* THE EXERCISE *
Put every one of the rows below into a Markdown table with two columns, No. and Entry, giving each row its number and dropping any blank lines.

════════

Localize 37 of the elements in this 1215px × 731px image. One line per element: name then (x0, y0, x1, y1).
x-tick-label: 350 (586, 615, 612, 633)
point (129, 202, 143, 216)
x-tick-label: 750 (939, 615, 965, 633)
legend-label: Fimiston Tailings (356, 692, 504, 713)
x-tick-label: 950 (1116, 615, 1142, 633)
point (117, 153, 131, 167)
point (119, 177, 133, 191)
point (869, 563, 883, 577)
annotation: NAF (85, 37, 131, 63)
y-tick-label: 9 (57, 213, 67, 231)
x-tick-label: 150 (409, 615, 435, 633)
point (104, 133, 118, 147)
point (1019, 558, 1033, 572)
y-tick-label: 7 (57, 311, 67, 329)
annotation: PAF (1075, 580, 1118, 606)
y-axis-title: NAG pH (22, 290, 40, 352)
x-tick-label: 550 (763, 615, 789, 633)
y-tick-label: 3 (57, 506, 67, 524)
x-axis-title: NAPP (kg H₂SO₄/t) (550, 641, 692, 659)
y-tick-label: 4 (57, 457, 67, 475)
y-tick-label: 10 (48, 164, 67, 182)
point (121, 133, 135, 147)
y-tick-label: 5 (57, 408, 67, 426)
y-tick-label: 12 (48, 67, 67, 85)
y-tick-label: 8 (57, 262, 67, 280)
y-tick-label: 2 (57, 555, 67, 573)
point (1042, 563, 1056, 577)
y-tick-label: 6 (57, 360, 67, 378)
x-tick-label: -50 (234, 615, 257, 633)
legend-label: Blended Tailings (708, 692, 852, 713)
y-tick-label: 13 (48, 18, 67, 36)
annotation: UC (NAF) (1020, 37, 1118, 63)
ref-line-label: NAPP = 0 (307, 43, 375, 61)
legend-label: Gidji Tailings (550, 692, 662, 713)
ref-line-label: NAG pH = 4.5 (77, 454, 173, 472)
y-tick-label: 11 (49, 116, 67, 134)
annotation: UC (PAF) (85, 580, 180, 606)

════════

* FULL ANSWER *
| No. | Entry |
|---|---|
| 1 | Localize 37 of the elements in this 1215px × 731px image. One line per element: name then (x0, y0, x1, y1). |
| 2 | x-tick-label: 350 (586, 615, 612, 633) |
| 3 | point (129, 202, 143, 216) |
| 4 | x-tick-label: 750 (939, 615, 965, 633) |
| 5 | legend-label: Fimiston Tailings (356, 692, 504, 713) |
| 6 | x-tick-label: 950 (1116, 615, 1142, 633) |
| 7 | point (117, 153, 131, 167) |
| 8 | point (119, 177, 133, 191) |
| 9 | point (869, 563, 883, 577) |
| 10 | annotation: NAF (85, 37, 131, 63) |
| 11 | y-tick-label: 9 (57, 213, 67, 231) |
| 12 | x-tick-label: 150 (409, 615, 435, 633) |
| 13 | point (104, 133, 118, 147) |
| 14 | point (1019, 558, 1033, 572) |
| 15 | y-tick-label: 7 (57, 311, 67, 329) |
| 16 | annotation: PAF (1075, 580, 1118, 606) |
| 17 | y-axis-title: NAG pH (22, 290, 40, 352) |
| 18 | x-tick-label: 550 (763, 615, 789, 633) |
| 19 | y-tick-label: 3 (57, 506, 67, 524) |
| 20 | x-axis-title: NAPP (kg H₂SO₄/t) (550, 641, 692, 659) |
| 21 | y-tick-label: 4 (57, 457, 67, 475) |
| 22 | y-tick-label: 10 (48, 164, 67, 182) |
| 23 | point (121, 133, 135, 147) |
| 24 | y-tick-label: 5 (57, 408, 67, 426) |
| 25 | y-tick-label: 12 (48, 67, 67, 85) |
| 26 | y-tick-label: 8 (57, 262, 67, 280) |
| 27 | y-tick-label: 2 (57, 555, 67, 573) |
| 28 | point (1042, 563, 1056, 577) |
| 29 | y-tick-label: 6 (57, 360, 67, 378) |
| 30 | x-tick-label: -50 (234, 615, 257, 633) |
| 31 | legend-label: Blended Tailings (708, 692, 852, 713) |
| 32 | y-tick-label: 13 (48, 18, 67, 36) |
| 33 | annotation: UC (NAF) (1020, 37, 1118, 63) |
| 34 | ref-line-label: NAPP = 0 (307, 43, 375, 61) |
| 35 | legend-label: Gidji Tailings (550, 692, 662, 713) |
| 36 | ref-line-label: NAG pH = 4.5 (77, 454, 173, 472) |
| 37 | y-tick-label: 11 (49, 116, 67, 134) |
| 38 | annotation: UC (PAF) (85, 580, 180, 606) |